** Opening PAGE EXCERPT block **
The significance of this clinical breakthrough was recognized by the global media, including the BBC, ABC News, and CNN, and by leaders in the field of regenerative medicine such as Dr. Alan Russell, who is the Director of the McGowan Institute for Regenerative Medicine at the University of Pittsburgh, who stated the following about the transplant. "It's yet another demonstration that what was once considered hype in the field of regenerative medicine is becoming a life-changing moment for patients." Dr. Russell had no connection to the surgery.

Of course, the trachea is not the only organ for which patients need transplants. There are over 100,000 patients in the U.S. alone on waiting lists for major solid-organ transplants such as the heart, lungs, liver, kidney, and pancreas. While no surgeon or scientist has yet created a regenerated human solid organ, we are collaborating with Dr. Macchiarini with the goal of creating a regenerated human lung for transplant.

We're also continuing our long-term collaboration with Dr. Harold Ott at Massachusetts General Hospital in Boston in pursuing the same goal of a regenerated human lung. Dr. Ott was the first to succeed in regenerating and transplanting a completely functional lung, but so far this has only been done in rats.
** Closing PAGE EXCERPT block **
**REQUIRED ACTIONS:**
1. Answer these questions from the regenerative medicine excerpt:
(a) Who is the Director of the McGowan Institute for Regenerative Medicine?
(b) How many patients in the U.S. are on waiting lists for major solid-organ transplants?
(c) In what animals has Dr. Ott regenerated and transplanted a fully working lung so far?
2. Rewrite the stretch of the regenerative medicine excerpt from "We're also continuing" through "done in rats.", putting "mice" in place of "rats".
** Opening INFORMATION SHOWN block **
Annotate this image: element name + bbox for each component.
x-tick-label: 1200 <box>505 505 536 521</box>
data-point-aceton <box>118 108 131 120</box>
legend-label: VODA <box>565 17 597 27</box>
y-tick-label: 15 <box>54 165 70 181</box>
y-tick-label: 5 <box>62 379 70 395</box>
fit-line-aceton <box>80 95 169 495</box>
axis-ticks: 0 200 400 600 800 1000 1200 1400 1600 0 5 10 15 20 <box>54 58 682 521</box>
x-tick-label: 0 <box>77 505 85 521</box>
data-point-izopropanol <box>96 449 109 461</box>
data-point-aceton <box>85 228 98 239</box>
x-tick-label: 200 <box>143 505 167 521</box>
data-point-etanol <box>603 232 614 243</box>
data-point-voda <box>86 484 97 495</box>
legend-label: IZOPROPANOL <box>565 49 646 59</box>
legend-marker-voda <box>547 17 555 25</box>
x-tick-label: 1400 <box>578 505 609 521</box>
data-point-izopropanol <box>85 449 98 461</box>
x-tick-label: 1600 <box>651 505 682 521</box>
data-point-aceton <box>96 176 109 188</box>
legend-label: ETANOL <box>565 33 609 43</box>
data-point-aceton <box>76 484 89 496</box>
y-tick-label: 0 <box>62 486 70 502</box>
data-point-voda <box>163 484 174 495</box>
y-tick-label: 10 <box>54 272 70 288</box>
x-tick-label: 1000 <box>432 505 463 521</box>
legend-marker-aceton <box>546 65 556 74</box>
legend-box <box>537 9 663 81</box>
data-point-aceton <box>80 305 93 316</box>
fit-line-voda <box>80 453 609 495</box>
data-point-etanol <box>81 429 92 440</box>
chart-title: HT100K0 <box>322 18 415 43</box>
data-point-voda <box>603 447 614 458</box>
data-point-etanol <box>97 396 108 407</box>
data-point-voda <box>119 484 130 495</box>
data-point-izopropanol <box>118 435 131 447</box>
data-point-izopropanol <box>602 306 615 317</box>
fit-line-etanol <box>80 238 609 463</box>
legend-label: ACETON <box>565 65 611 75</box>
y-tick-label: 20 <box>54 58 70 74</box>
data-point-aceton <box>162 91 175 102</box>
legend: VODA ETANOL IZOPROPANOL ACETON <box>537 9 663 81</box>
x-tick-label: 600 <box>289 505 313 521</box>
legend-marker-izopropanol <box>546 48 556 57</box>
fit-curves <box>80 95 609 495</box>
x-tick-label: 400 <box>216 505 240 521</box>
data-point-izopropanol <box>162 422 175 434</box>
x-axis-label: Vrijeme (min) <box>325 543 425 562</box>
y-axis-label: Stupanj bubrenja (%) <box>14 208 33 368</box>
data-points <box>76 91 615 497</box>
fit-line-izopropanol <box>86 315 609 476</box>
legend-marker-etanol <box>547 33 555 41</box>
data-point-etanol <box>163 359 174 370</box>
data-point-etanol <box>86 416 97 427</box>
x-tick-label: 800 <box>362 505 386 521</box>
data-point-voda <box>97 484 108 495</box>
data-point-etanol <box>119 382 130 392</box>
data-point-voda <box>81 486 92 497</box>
** Closing INFORMATION SHOWN block **
**RESPONSES TO THE EXERCISE:**
1.
(a) Dr. Alan Russell
(b) Over 100,000
(c) Rats

2.
We're also continuing our long-term collaboration with Dr. Harold Ott at Massachusetts General Hospital in Boston in pursuing the same goal of a regenerated human lung. Dr. Ott was the first to succeed in regenerating and transplanting a completely functional lung, but so far this has only been done in mice.